Work instructions: Using the material below, work out how many lines contain the word "always". Reply with the number and nothing more.

*** Data for this exercise

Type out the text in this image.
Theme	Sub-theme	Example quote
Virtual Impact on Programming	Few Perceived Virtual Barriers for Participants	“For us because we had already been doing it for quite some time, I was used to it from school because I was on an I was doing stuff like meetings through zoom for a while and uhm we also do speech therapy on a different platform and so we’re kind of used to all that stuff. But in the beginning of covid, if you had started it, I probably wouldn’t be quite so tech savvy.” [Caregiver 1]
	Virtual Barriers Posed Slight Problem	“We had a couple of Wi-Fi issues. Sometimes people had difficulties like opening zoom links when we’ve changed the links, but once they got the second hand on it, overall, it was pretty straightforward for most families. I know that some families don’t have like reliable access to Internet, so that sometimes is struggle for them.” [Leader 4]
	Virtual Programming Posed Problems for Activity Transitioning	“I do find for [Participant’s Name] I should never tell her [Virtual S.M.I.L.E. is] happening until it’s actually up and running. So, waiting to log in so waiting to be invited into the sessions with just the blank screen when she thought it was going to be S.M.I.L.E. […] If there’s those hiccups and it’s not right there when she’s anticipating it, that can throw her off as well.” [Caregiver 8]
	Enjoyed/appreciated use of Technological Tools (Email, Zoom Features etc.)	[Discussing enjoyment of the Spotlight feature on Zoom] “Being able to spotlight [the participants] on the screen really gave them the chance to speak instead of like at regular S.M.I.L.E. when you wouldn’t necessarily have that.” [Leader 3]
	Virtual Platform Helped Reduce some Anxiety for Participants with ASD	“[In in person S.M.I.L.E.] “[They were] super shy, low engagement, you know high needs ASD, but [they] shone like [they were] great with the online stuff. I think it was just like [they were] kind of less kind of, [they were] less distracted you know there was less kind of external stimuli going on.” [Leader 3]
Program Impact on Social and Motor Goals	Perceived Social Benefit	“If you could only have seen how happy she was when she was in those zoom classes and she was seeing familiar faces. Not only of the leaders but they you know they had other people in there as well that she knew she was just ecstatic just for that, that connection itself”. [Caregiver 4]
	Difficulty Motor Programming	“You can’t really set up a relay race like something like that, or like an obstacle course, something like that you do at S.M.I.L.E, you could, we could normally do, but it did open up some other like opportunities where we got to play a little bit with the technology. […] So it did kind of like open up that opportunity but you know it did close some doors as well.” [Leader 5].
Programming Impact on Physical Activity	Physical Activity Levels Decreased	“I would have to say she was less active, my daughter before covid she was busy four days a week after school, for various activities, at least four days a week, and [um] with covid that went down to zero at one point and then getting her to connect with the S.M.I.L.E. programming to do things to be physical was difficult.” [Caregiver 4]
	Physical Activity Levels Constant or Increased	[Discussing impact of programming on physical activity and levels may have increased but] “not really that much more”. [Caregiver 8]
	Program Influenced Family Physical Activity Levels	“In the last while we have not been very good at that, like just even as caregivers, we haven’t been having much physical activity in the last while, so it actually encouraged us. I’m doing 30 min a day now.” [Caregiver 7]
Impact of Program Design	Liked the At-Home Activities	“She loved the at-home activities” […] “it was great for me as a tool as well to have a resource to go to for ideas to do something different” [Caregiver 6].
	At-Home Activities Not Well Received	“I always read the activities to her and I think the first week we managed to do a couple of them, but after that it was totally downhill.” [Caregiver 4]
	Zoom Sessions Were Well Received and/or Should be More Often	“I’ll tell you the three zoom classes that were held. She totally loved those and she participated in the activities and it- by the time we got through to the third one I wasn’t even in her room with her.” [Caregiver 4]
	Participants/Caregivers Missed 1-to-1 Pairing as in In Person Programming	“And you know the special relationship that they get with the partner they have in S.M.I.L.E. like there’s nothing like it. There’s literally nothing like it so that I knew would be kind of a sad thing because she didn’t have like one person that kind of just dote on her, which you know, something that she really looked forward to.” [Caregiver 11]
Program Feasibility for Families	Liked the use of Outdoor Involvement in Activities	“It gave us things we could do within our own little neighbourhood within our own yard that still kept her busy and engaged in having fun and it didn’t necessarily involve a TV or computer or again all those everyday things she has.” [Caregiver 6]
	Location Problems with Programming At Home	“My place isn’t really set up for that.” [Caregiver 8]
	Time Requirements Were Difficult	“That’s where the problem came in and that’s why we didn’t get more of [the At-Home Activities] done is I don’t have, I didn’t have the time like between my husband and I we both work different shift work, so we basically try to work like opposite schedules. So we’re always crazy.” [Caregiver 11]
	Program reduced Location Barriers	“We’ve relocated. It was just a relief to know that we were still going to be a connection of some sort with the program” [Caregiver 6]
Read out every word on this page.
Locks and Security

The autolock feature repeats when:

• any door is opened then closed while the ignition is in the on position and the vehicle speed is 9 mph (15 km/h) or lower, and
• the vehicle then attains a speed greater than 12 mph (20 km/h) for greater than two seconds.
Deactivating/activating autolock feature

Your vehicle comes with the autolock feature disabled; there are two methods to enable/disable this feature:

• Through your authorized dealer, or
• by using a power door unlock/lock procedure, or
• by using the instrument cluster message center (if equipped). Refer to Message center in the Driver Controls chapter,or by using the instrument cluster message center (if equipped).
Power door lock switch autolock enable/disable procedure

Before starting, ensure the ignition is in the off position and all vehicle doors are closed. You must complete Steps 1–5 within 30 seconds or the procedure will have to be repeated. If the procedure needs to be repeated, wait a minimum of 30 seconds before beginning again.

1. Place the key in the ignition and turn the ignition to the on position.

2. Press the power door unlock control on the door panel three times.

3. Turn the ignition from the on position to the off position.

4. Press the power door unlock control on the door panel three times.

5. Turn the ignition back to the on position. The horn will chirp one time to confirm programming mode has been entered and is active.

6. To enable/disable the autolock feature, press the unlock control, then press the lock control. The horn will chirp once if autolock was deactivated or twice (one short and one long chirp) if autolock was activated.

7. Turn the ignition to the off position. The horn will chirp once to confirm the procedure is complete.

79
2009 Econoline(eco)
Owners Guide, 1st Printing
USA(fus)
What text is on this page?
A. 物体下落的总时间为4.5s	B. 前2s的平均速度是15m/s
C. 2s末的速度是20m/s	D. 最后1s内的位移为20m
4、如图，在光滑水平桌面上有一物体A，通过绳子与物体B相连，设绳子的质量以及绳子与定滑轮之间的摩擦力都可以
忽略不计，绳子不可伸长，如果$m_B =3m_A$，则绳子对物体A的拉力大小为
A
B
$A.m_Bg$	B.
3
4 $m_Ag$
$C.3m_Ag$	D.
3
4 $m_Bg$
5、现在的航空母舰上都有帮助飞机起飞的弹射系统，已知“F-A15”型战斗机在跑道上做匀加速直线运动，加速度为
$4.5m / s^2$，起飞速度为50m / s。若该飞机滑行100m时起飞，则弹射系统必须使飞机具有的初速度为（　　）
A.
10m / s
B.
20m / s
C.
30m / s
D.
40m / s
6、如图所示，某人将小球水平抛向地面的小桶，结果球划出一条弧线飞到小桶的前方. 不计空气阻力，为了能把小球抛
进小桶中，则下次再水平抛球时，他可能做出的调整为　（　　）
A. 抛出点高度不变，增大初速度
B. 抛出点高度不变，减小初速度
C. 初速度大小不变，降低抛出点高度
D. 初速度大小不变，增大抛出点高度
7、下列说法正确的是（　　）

******

Result: 2